-- start of ROWS --

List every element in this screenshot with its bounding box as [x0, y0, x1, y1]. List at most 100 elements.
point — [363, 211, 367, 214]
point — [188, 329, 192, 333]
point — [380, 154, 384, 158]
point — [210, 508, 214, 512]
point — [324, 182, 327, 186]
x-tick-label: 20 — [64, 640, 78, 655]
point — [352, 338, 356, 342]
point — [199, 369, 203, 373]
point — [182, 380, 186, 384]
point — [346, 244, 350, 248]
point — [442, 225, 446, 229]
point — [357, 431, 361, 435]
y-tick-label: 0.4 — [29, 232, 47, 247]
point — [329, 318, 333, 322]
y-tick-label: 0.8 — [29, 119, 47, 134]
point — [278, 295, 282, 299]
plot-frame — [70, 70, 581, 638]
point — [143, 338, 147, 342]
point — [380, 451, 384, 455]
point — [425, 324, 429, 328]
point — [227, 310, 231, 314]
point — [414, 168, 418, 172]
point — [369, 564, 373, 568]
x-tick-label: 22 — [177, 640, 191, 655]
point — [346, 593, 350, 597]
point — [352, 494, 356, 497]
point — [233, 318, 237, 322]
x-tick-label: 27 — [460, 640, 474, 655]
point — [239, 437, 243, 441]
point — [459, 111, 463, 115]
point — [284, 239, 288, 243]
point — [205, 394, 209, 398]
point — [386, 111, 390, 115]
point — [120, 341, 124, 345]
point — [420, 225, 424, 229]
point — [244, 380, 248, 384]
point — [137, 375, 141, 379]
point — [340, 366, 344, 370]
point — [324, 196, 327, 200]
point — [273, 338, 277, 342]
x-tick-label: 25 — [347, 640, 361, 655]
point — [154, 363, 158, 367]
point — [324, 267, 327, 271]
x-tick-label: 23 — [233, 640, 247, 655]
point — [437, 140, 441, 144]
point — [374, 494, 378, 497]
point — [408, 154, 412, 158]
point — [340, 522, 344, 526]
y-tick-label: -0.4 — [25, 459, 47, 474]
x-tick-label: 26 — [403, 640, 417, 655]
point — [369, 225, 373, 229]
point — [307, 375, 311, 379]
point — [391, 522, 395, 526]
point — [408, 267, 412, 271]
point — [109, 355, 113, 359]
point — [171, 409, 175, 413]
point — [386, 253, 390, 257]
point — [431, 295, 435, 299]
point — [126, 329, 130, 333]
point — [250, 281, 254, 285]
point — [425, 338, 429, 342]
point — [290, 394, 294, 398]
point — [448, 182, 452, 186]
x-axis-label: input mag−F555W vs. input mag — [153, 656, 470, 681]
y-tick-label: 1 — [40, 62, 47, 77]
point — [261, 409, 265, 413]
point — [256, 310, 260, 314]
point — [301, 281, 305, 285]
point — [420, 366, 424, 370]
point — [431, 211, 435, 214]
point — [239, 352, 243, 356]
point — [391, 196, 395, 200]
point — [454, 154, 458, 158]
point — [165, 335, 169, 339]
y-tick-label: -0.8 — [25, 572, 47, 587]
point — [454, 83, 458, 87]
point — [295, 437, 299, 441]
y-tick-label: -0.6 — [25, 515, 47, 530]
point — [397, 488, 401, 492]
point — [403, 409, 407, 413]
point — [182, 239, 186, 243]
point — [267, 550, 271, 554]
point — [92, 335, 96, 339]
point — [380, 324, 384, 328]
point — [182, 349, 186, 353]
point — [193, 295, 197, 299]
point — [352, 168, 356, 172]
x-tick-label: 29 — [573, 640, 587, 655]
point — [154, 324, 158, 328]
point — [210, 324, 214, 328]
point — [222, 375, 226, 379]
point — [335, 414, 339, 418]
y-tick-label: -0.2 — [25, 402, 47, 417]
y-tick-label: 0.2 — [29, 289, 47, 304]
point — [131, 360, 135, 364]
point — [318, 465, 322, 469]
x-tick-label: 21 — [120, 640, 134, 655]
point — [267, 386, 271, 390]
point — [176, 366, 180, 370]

-- end of ROWS --

• _STATED PROBLEM_: Please extract every line of the items above and reproduce each one unchanged, character for character.

• _PROBLEM SOLUTION_:
List every element in this screenshot with its bounding box as [x0, y0, x1, y1]. List at most 100 elements.
point — [363, 211, 367, 214]
point — [188, 329, 192, 333]
point — [380, 154, 384, 158]
point — [210, 508, 214, 512]
point — [324, 182, 327, 186]
x-tick-label: 20 — [64, 640, 78, 655]
point — [352, 338, 356, 342]
point — [199, 369, 203, 373]
point — [182, 380, 186, 384]
point — [346, 244, 350, 248]
point — [442, 225, 446, 229]
point — [357, 431, 361, 435]
y-tick-label: 0.4 — [29, 232, 47, 247]
point — [329, 318, 333, 322]
y-tick-label: 0.8 — [29, 119, 47, 134]
point — [278, 295, 282, 299]
plot-frame — [70, 70, 581, 638]
point — [143, 338, 147, 342]
point — [380, 451, 384, 455]
point — [425, 324, 429, 328]
point — [227, 310, 231, 314]
point — [414, 168, 418, 172]
point — [369, 564, 373, 568]
x-tick-label: 22 — [177, 640, 191, 655]
point — [346, 593, 350, 597]
point — [352, 494, 356, 497]
point — [233, 318, 237, 322]
x-tick-label: 27 — [460, 640, 474, 655]
point — [239, 437, 243, 441]
point — [459, 111, 463, 115]
point — [284, 239, 288, 243]
point — [205, 394, 209, 398]
point — [386, 111, 390, 115]
point — [120, 341, 124, 345]
point — [420, 225, 424, 229]
point — [244, 380, 248, 384]
point — [137, 375, 141, 379]
point — [340, 366, 344, 370]
point — [324, 196, 327, 200]
point — [273, 338, 277, 342]
x-tick-label: 25 — [347, 640, 361, 655]
point — [154, 363, 158, 367]
point — [324, 267, 327, 271]
x-tick-label: 23 — [233, 640, 247, 655]
point — [437, 140, 441, 144]
point — [374, 494, 378, 497]
point — [408, 154, 412, 158]
point — [340, 522, 344, 526]
y-tick-label: -0.4 — [25, 459, 47, 474]
x-tick-label: 26 — [403, 640, 417, 655]
point — [369, 225, 373, 229]
point — [307, 375, 311, 379]
point — [391, 522, 395, 526]
point — [408, 267, 412, 271]
point — [109, 355, 113, 359]
point — [171, 409, 175, 413]
point — [386, 253, 390, 257]
point — [431, 295, 435, 299]
point — [126, 329, 130, 333]
point — [250, 281, 254, 285]
point — [425, 338, 429, 342]
point — [290, 394, 294, 398]
point — [448, 182, 452, 186]
x-axis-label: input mag−F555W vs. input mag — [153, 656, 470, 681]
y-tick-label: 1 — [40, 62, 47, 77]
point — [261, 409, 265, 413]
point — [256, 310, 260, 314]
point — [301, 281, 305, 285]
point — [420, 366, 424, 370]
point — [431, 211, 435, 214]
point — [239, 352, 243, 356]
point — [391, 196, 395, 200]
point — [454, 154, 458, 158]
point — [165, 335, 169, 339]
y-tick-label: -0.8 — [25, 572, 47, 587]
point — [454, 83, 458, 87]
point — [295, 437, 299, 441]
y-tick-label: -0.6 — [25, 515, 47, 530]
point — [397, 488, 401, 492]
point — [403, 409, 407, 413]
point — [182, 239, 186, 243]
point — [267, 550, 271, 554]
point — [92, 335, 96, 339]
point — [380, 324, 384, 328]
point — [182, 349, 186, 353]
point — [193, 295, 197, 299]
point — [352, 168, 356, 172]
x-tick-label: 29 — [573, 640, 587, 655]
point — [154, 324, 158, 328]
point — [210, 324, 214, 328]
point — [222, 375, 226, 379]
point — [335, 414, 339, 418]
y-tick-label: -0.2 — [25, 402, 47, 417]
y-tick-label: 0.2 — [29, 289, 47, 304]
point — [131, 360, 135, 364]
point — [318, 465, 322, 469]
x-tick-label: 21 — [120, 640, 134, 655]
point — [267, 386, 271, 390]
point — [176, 366, 180, 370]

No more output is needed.